— start of Provided passage —

XXL: Undermine – Major and Minor Architectures

By Jo Phillips

Having recently read Jill Stoner’s “Towards a Minor Architecture“, XXL provides the perfect opportunity to introduce some of the ideas she presents as an antidote to the architecture created by slick and corporate urbanity. The concept of major and minor architecture takes a gestalt approach that recognises the latent opportunities created by our built environment, sustained by the incomplete and driven by desires and opportunities. Committed as we are to creating giant, complex built systems, it is fascinating to consider how they are deconstructed, and how architecture’s coercive, powerful and ‘extra extra large’ structures are undone. This is ‘Minor Architecture’ – the transgressive that is either persistent enough to undermine – and eventually become – the major, or simply fades away.

— end of Provided passage —
— start of Supplied records —

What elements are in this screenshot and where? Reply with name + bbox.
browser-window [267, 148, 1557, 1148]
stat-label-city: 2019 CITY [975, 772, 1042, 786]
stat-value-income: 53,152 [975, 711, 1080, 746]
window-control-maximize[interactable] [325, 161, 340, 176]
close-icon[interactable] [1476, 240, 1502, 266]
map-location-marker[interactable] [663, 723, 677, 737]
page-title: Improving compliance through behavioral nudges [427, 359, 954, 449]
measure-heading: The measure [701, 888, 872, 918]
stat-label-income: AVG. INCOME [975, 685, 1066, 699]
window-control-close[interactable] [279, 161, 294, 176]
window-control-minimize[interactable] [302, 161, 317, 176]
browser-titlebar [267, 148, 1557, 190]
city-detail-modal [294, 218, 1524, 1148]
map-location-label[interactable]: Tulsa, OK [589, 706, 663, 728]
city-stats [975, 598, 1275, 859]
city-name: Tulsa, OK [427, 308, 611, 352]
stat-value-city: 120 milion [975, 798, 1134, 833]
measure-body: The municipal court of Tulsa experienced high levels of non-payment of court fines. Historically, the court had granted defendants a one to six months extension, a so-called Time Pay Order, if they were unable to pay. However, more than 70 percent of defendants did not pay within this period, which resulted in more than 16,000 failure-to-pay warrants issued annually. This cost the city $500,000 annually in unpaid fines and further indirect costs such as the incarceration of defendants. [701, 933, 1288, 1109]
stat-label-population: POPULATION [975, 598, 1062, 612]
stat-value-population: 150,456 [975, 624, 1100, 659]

— end of Supplied records —
— start of Supplied records —

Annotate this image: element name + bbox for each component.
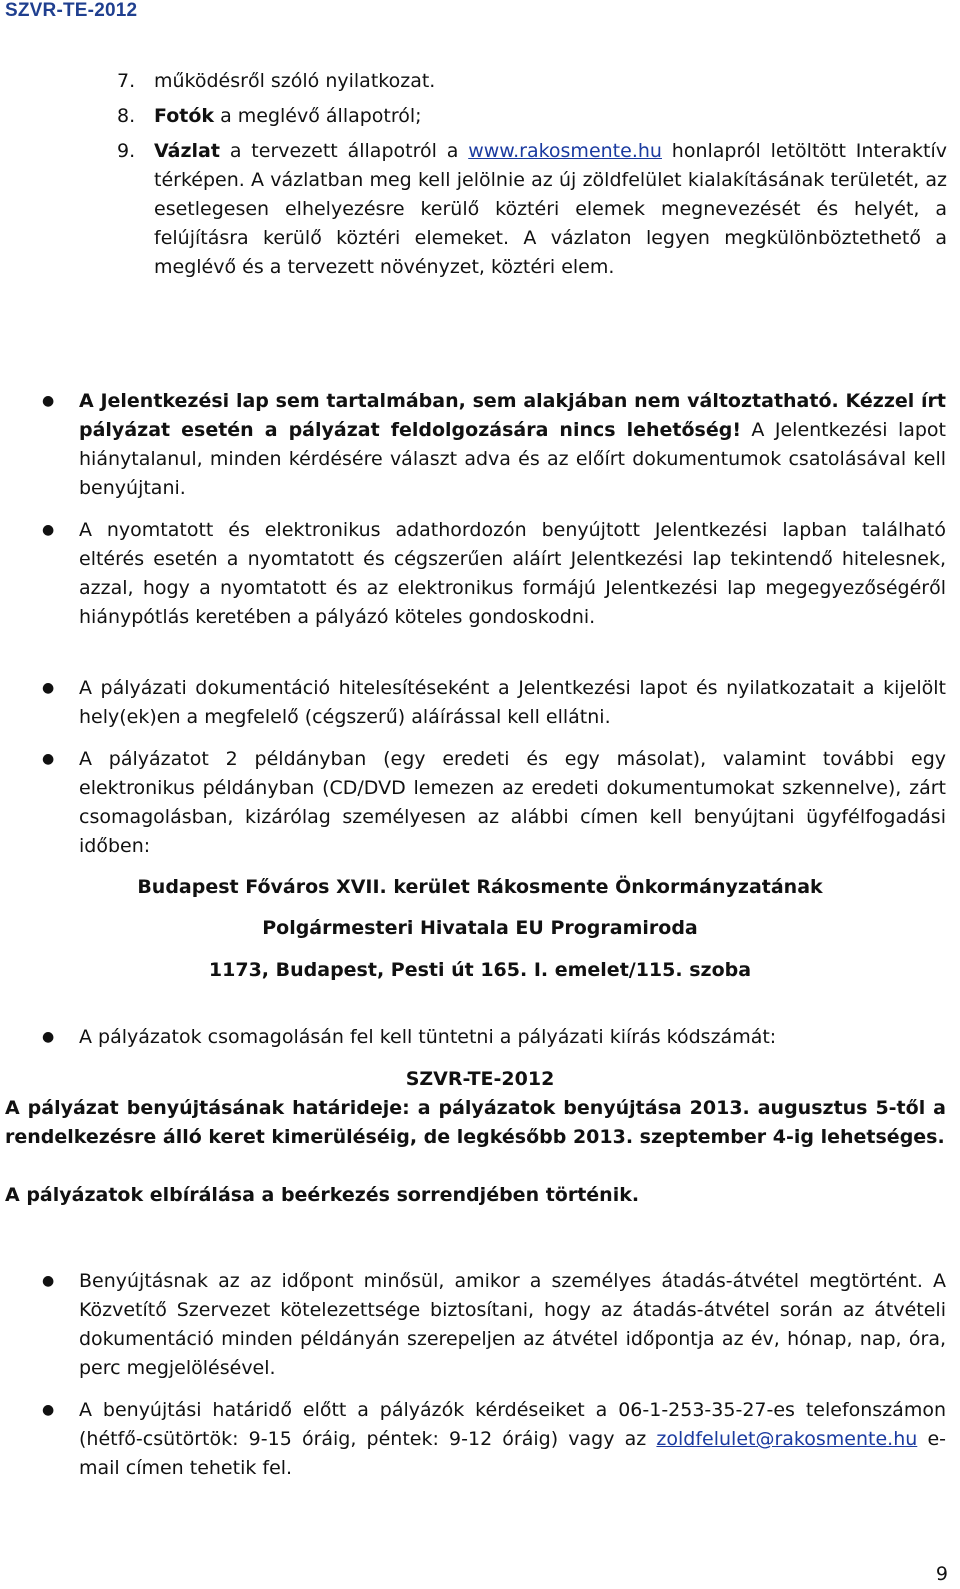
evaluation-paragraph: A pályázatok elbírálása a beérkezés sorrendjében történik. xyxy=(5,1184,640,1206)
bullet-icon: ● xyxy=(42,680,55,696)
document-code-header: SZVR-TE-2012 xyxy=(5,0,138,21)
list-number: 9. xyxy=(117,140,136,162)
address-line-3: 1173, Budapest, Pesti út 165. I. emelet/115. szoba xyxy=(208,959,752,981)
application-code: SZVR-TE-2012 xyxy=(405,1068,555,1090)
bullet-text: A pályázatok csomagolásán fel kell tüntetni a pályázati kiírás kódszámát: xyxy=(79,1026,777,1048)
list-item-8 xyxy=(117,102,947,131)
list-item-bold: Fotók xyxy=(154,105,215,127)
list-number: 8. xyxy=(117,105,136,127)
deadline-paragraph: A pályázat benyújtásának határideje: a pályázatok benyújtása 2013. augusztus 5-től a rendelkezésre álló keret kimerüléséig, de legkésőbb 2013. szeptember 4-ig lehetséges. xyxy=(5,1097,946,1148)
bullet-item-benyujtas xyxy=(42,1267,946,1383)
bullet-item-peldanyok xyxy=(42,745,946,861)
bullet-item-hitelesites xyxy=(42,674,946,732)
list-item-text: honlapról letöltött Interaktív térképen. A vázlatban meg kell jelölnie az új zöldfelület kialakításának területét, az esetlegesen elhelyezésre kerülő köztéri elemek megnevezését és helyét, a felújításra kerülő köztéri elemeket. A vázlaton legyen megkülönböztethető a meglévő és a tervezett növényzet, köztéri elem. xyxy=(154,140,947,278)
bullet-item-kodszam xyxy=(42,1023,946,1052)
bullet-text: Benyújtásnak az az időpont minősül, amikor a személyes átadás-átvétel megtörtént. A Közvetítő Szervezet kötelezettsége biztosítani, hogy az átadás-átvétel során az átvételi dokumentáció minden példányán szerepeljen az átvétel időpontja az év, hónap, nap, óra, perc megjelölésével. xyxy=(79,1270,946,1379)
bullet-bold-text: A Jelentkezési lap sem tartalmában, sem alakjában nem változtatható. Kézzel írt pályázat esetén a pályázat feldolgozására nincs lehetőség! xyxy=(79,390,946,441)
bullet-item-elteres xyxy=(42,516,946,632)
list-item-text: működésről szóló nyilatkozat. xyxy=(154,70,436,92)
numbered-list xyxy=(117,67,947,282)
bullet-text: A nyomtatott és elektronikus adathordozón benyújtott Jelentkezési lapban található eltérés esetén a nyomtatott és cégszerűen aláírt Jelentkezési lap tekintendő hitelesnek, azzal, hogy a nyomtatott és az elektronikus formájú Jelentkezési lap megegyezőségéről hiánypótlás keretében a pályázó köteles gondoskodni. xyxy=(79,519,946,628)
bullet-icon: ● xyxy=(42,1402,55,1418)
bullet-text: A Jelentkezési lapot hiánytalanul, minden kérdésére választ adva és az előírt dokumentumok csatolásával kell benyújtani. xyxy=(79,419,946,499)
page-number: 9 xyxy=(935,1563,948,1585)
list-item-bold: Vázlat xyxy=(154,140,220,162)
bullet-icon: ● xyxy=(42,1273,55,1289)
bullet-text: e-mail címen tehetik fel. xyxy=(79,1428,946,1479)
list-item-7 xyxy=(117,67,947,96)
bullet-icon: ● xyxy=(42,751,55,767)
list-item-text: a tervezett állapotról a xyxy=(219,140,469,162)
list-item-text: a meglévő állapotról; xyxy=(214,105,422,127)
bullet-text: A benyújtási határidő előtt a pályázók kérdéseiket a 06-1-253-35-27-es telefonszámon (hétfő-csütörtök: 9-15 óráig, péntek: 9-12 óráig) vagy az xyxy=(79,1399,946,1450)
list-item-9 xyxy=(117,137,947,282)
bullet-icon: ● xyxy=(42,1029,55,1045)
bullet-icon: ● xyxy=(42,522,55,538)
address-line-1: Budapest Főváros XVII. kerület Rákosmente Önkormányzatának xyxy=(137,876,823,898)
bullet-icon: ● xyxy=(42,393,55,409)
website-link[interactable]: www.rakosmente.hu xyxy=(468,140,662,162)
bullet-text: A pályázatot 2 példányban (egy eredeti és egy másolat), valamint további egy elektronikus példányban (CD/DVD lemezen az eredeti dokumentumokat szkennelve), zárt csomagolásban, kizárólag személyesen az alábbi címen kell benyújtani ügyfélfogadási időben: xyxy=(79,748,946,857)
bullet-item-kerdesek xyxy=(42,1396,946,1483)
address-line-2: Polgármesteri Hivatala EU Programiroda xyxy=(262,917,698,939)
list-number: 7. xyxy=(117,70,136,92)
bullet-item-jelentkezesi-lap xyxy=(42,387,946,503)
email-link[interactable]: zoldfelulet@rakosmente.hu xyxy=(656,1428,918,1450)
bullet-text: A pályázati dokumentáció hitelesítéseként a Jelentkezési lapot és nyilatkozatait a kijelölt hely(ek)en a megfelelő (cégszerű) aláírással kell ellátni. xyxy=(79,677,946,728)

— end of Supplied records —

_Written tasks_
**A)** Can you retype the listing exactly, starting with the line that contains "What elements are" and going through the line that contains "city-name: Tulsa, OK [427, 308, 611, 352]", with both of those lines included?
**B)** Could you extend the piece on major and minor architecture, picking up after its final sentence?

_Outputs for the tasks_
**A)**
What elements are in this screenshot and where? Reply with name + bbox.
browser-window [267, 148, 1557, 1148]
stat-label-city: 2019 CITY [975, 772, 1042, 786]
stat-value-income: 53,152 [975, 711, 1080, 746]
window-control-maximize[interactable] [325, 161, 340, 176]
close-icon[interactable] [1476, 240, 1502, 266]
map-location-marker[interactable] [663, 723, 677, 737]
page-title: Improving compliance through behavioral nudges [427, 359, 954, 449]
measure-heading: The measure [701, 888, 872, 918]
stat-label-income: AVG. INCOME [975, 685, 1066, 699]
window-control-close[interactable] [279, 161, 294, 176]
window-control-minimize[interactable] [302, 161, 317, 176]
browser-titlebar [267, 148, 1557, 190]
city-detail-modal [294, 218, 1524, 1148]
map-location-label[interactable]: Tulsa, OK [589, 706, 663, 728]
city-stats [975, 598, 1275, 859]
city-name: Tulsa, OK [427, 308, 611, 352]

**B)**
Torre del David
The unfinished Torre del David, Caracas. Source: Domusweb

The 1994 Venezuelan Banking Crisis led to the emergence of a dramatic example of minor architecture, the Centro Financiero Confinanzas tower in Caracas, better known as the Torre del David after David Brillembourg, the tower’s late investor. Still unfinished, the skyscraper, which is devoid of elevators, water, electricity and even walls was to be a shining financial hub. It stands now as home to over two thousand squatters who have created what is almost an autonomous settlement over twenty eight floors. Stoner describes this tower as ‘aggressively minor’, completely undermining its original, major intentions, now a residence for those who would otherwise perhaps be cleaners in a would-be executive office. It is easy here to draw parallels with North Korea’s Ryugyong Hotel in Pyongyang, the so called Hotel of Doom. Abandoned after an economic crisis, its distinctive 80s sci-fi shape stood as a hollow shell, a constant reminder of a failed attempt to create the world’s tallest hotel. The undermining effect this incompleteness had goes without saying; the North Korean government went so far as to remove it from photographs and maps despite its unmistakable form on the skyline. Construction has since resumed, although an official opening date is yet to be revealed.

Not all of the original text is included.